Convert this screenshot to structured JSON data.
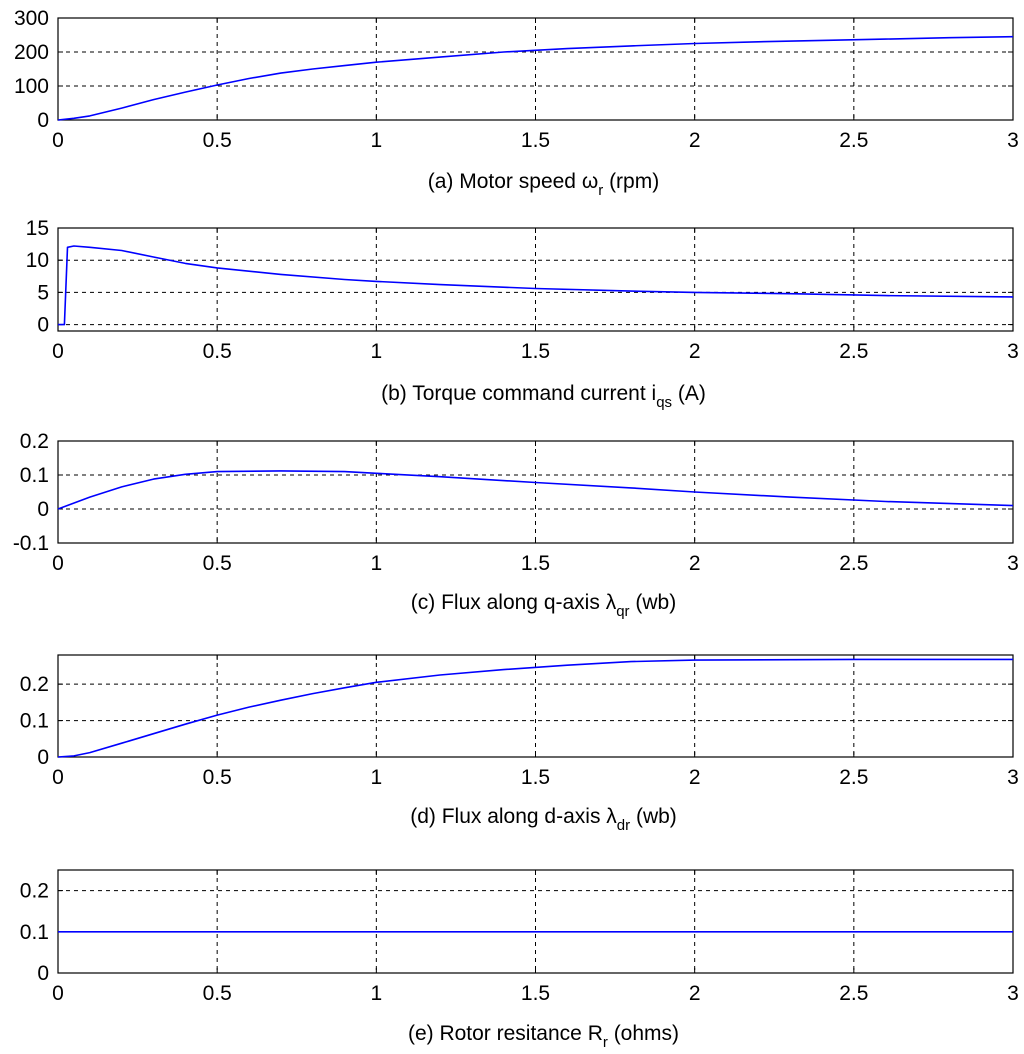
{
  "chart_data": [
    {
      "type": "line",
      "id": "a",
      "caption": {
        "pre": "(a) Motor speed ",
        "sym": "ω",
        "sub": "r",
        "post": " (rpm)"
      },
      "xlim": [
        0,
        3
      ],
      "ylim": [
        0,
        300
      ],
      "x_ticks": [
        "0",
        "0.5",
        "1",
        "1.5",
        "2",
        "2.5",
        "3"
      ],
      "x_tick_values": [
        0,
        0.5,
        1,
        1.5,
        2,
        2.5,
        3
      ],
      "y_ticks": [
        "0",
        "100",
        "200",
        "300"
      ],
      "y_tick_values": [
        0,
        100,
        200,
        300
      ],
      "grid": true,
      "color": "#0000ff",
      "series": [
        {
          "name": "speed",
          "x": [
            0,
            0.05,
            0.1,
            0.2,
            0.3,
            0.4,
            0.5,
            0.6,
            0.7,
            0.8,
            0.9,
            1.0,
            1.2,
            1.4,
            1.5,
            1.6,
            1.8,
            2.0,
            2.2,
            2.4,
            2.6,
            2.8,
            3.0
          ],
          "y": [
            0,
            5,
            12,
            35,
            60,
            82,
            103,
            122,
            138,
            150,
            160,
            170,
            185,
            200,
            205,
            210,
            218,
            225,
            230,
            234,
            238,
            242,
            245
          ]
        }
      ]
    },
    {
      "type": "line",
      "id": "b",
      "caption": {
        "pre": "(b) Torque  command current ",
        "sym": "i",
        "sub": "qs",
        "post": " (A)"
      },
      "xlim": [
        0,
        3
      ],
      "ylim": [
        -1,
        15
      ],
      "x_ticks": [
        "0",
        "0.5",
        "1",
        "1.5",
        "2",
        "2.5",
        "3"
      ],
      "x_tick_values": [
        0,
        0.5,
        1,
        1.5,
        2,
        2.5,
        3
      ],
      "y_ticks": [
        "0",
        "5",
        "10",
        "15"
      ],
      "y_tick_values": [
        0,
        5,
        10,
        15
      ],
      "grid": true,
      "color": "#0000ff",
      "series": [
        {
          "name": "iqs",
          "x": [
            0,
            0.02,
            0.03,
            0.05,
            0.1,
            0.2,
            0.3,
            0.4,
            0.5,
            0.7,
            0.9,
            1.0,
            1.2,
            1.5,
            1.8,
            2.0,
            2.3,
            2.6,
            3.0
          ],
          "y": [
            0,
            0,
            12,
            12.2,
            12,
            11.5,
            10.5,
            9.5,
            8.8,
            7.8,
            7.0,
            6.7,
            6.2,
            5.6,
            5.2,
            5.0,
            4.8,
            4.5,
            4.3
          ]
        }
      ]
    },
    {
      "type": "line",
      "id": "c",
      "caption": {
        "pre": "(c)  Flux along q-axis ",
        "sym": "λ",
        "sub": "qr",
        "post": " (wb)"
      },
      "xlim": [
        0,
        3
      ],
      "ylim": [
        -0.1,
        0.2
      ],
      "x_ticks": [
        "0",
        "0.5",
        "1",
        "1.5",
        "2",
        "2.5",
        "3"
      ],
      "x_tick_values": [
        0,
        0.5,
        1,
        1.5,
        2,
        2.5,
        3
      ],
      "y_ticks": [
        "-0.1",
        "0",
        "0.1",
        "0.2"
      ],
      "y_tick_values": [
        -0.1,
        0,
        0.1,
        0.2
      ],
      "grid": true,
      "color": "#0000ff",
      "series": [
        {
          "name": "lambda_qr",
          "x": [
            0,
            0.1,
            0.2,
            0.3,
            0.4,
            0.5,
            0.7,
            0.9,
            1.0,
            1.2,
            1.5,
            1.8,
            2.0,
            2.3,
            2.6,
            3.0
          ],
          "y": [
            0,
            0.035,
            0.065,
            0.088,
            0.102,
            0.11,
            0.112,
            0.11,
            0.105,
            0.095,
            0.078,
            0.062,
            0.05,
            0.035,
            0.022,
            0.01
          ]
        }
      ]
    },
    {
      "type": "line",
      "id": "d",
      "caption": {
        "pre": "(d) Flux along d-axis  ",
        "sym": "λ",
        "sub": "dr",
        "post": " (wb)"
      },
      "xlim": [
        0,
        3
      ],
      "ylim": [
        0,
        0.28
      ],
      "x_ticks": [
        "0",
        "0.5",
        "1",
        "1.5",
        "2",
        "2.5",
        "3"
      ],
      "x_tick_values": [
        0,
        0.5,
        1,
        1.5,
        2,
        2.5,
        3
      ],
      "y_ticks": [
        "0",
        "0.1",
        "0.2"
      ],
      "y_tick_values": [
        0,
        0.1,
        0.2
      ],
      "grid": true,
      "color": "#0000ff",
      "series": [
        {
          "name": "lambda_dr",
          "x": [
            0,
            0.05,
            0.1,
            0.2,
            0.3,
            0.4,
            0.5,
            0.6,
            0.7,
            0.8,
            0.9,
            1.0,
            1.2,
            1.4,
            1.6,
            1.8,
            2.0,
            2.5,
            3.0
          ],
          "y": [
            0,
            0.003,
            0.012,
            0.038,
            0.064,
            0.09,
            0.115,
            0.137,
            0.156,
            0.174,
            0.19,
            0.205,
            0.225,
            0.24,
            0.252,
            0.262,
            0.266,
            0.268,
            0.268
          ]
        }
      ]
    },
    {
      "type": "line",
      "id": "e",
      "caption": {
        "pre": "(e) Rotor resitance ",
        "sym": "R",
        "sub": "r",
        "post": " (ohms)"
      },
      "xlim": [
        0,
        3
      ],
      "ylim": [
        0,
        0.25
      ],
      "x_ticks": [
        "0",
        "0.5",
        "1",
        "1.5",
        "2",
        "2.5",
        "3"
      ],
      "x_tick_values": [
        0,
        0.5,
        1,
        1.5,
        2,
        2.5,
        3
      ],
      "y_ticks": [
        "0",
        "0.1",
        "0.2"
      ],
      "y_tick_values": [
        0,
        0.1,
        0.2
      ],
      "grid": true,
      "color": "#0000ff",
      "series": [
        {
          "name": "Rr",
          "x": [
            0,
            3
          ],
          "y": [
            0.1,
            0.1
          ]
        }
      ]
    }
  ]
}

═══

- **GIVEN PROBLEM**:
Strip out the images, then output the records above word for word.

- **ANSWER IN FULL**:
Convert this screenshot to structured JSON data.
{
  "chart_data": [
    {
      "type": "line",
      "id": "a",
      "caption": {
        "pre": "(a) Motor speed ",
        "sym": "ω",
        "sub": "r",
        "post": " (rpm)"
      },
      "xlim": [
        0,
        3
      ],
      "ylim": [
        0,
        300
      ],
      "x_ticks": [
        "0",
        "0.5",
        "1",
        "1.5",
        "2",
        "2.5",
        "3"
      ],
      "x_tick_values": [
        0,
        0.5,
        1,
        1.5,
        2,
        2.5,
        3
      ],
      "y_ticks": [
        "0",
        "100",
        "200",
        "300"
      ],
      "y_tick_values": [
        0,
        100,
        200,
        300
      ],
      "grid": true,
      "color": "#0000ff",
      "series": [
        {
          "name": "speed",
          "x": [
            0,
            0.05,
            0.1,
            0.2,
            0.3,
            0.4,
            0.5,
            0.6,
            0.7,
            0.8,
            0.9,
            1.0,
            1.2,
            1.4,
            1.5,
            1.6,
            1.8,
            2.0,
            2.2,
            2.4,
            2.6,
            2.8,
            3.0
          ],
          "y": [
            0,
            5,
            12,
            35,
            60,
            82,
            103,
            122,
            138,
            150,
            160,
            170,
            185,
            200,
            205,
            210,
            218,
            225,
            230,
            234,
            238,
            242,
            245
          ]
        }
      ]
    },
    {
      "type": "line",
      "id": "b",
      "caption": {
        "pre": "(b) Torque  command current ",
        "sym": "i",
        "sub": "qs",
        "post": " (A)"
      },
      "xlim": [
        0,
        3
      ],
      "ylim": [
        -1,
        15
      ],
      "x_ticks": [
        "0",
        "0.5",
        "1",
        "1.5",
        "2",
        "2.5",
        "3"
      ],
      "x_tick_values": [
        0,
        0.5,
        1,
        1.5,
        2,
        2.5,
        3
      ],
      "y_ticks": [
        "0",
        "5",
        "10",
        "15"
      ],
      "y_tick_values": [
        0,
        5,
        10,
        15
      ],
      "grid": true,
      "color": "#0000ff",
      "series": [
        {
          "name": "iqs",
          "x": [
            0,
            0.02,
            0.03,
            0.05,
            0.1,
            0.2,
            0.3,
            0.4,
            0.5,
            0.7,
            0.9,
            1.0,
            1.2,
            1.5,
            1.8,
            2.0,
            2.3,
            2.6,
            3.0
          ],
          "y": [
            0,
            0,
            12,
            12.2,
            12,
            11.5,
            10.5,
            9.5,
            8.8,
            7.8,
            7.0,
            6.7,
            6.2,
            5.6,
            5.2,
            5.0,
            4.8,
            4.5,
            4.3
          ]
        }
      ]
    },
    {
      "type": "line",
      "id": "c",
      "caption": {
        "pre": "(c)  Flux along q-axis ",
        "sym": "λ",
        "sub": "qr",
        "post": " (wb)"
      },
      "xlim": [
        0,
        3
      ],
      "ylim": [
        -0.1,
        0.2
      ],
      "x_ticks": [
        "0",
        "0.5",
        "1",
        "1.5",
        "2",
        "2.5",
        "3"
      ],
      "x_tick_values": [
        0,
        0.5,
        1,
        1.5,
        2,
        2.5,
        3
      ],
      "y_ticks": [
        "-0.1",
        "0",
        "0.1",
        "0.2"
      ],
      "y_tick_values": [
        -0.1,
        0,
        0.1,
        0.2
      ],
      "grid": true,
      "color": "#0000ff",
      "series": [
        {
          "name": "lambda_qr",
          "x": [
            0,
            0.1,
            0.2,
            0.3,
            0.4,
            0.5,
            0.7,
            0.9,
            1.0,
            1.2,
            1.5,
            1.8,
            2.0,
            2.3,
            2.6,
            3.0
          ],
          "y": [
            0,
            0.035,
            0.065,
            0.088,
            0.102,
            0.11,
            0.112,
            0.11,
            0.105,
            0.095,
            0.078,
            0.062,
            0.05,
            0.035,
            0.022,
            0.01
          ]
        }
      ]
    },
    {
      "type": "line",
      "id": "d",
      "caption": {
        "pre": "(d) Flux along d-axis  ",
        "sym": "λ",
        "sub": "dr",
        "post": " (wb)"
      },
      "xlim": [
        0,
        3
      ],
      "ylim": [
        0,
        0.28
      ],
      "x_ticks": [
        "0",
        "0.5",
        "1",
        "1.5",
        "2",
        "2.5",
        "3"
      ],
      "x_tick_values": [
        0,
        0.5,
        1,
        1.5,
        2,
        2.5,
        3
      ],
      "y_ticks": [
        "0",
        "0.1",
        "0.2"
      ],
      "y_tick_values": [
        0,
        0.1,
        0.2
      ],
      "grid": true,
      "color": "#0000ff",
      "series": [
        {
          "name": "lambda_dr",
          "x": [
            0,
            0.05,
            0.1,
            0.2,
            0.3,
            0.4,
            0.5,
            0.6,
            0.7,
            0.8,
            0.9,
            1.0,
            1.2,
            1.4,
            1.6,
            1.8,
            2.0,
            2.5,
            3.0
          ],
          "y": [
            0,
            0.003,
            0.012,
            0.038,
            0.064,
            0.09,
            0.115,
            0.137,
            0.156,
            0.174,
            0.19,
            0.205,
            0.225,
            0.24,
            0.252,
            0.262,
            0.266,
            0.268,
            0.268
          ]
        }
      ]
    },
    {
      "type": "line",
      "id": "e",
      "caption": {
        "pre": "(e) Rotor resitance ",
        "sym": "R",
        "sub": "r",
        "post": " (ohms)"
      },
      "xlim": [
        0,
        3
      ],
      "ylim": [
        0,
        0.25
      ],
      "x_ticks": [
        "0",
        "0.5",
        "1",
        "1.5",
        "2",
        "2.5",
        "3"
      ],
      "x_tick_values": [
        0,
        0.5,
        1,
        1.5,
        2,
        2.5,
        3
      ],
      "y_ticks": [
        "0",
        "0.1",
        "0.2"
      ],
      "y_tick_values": [
        0,
        0.1,
        0.2
      ],
      "grid": true,
      "color": "#0000ff",
      "series": [
        {
          "name": "Rr",
          "x": [
            0,
            3
          ],
          "y": [
            0.1,
            0.1
          ]
        }
      ]
    }
  ]
}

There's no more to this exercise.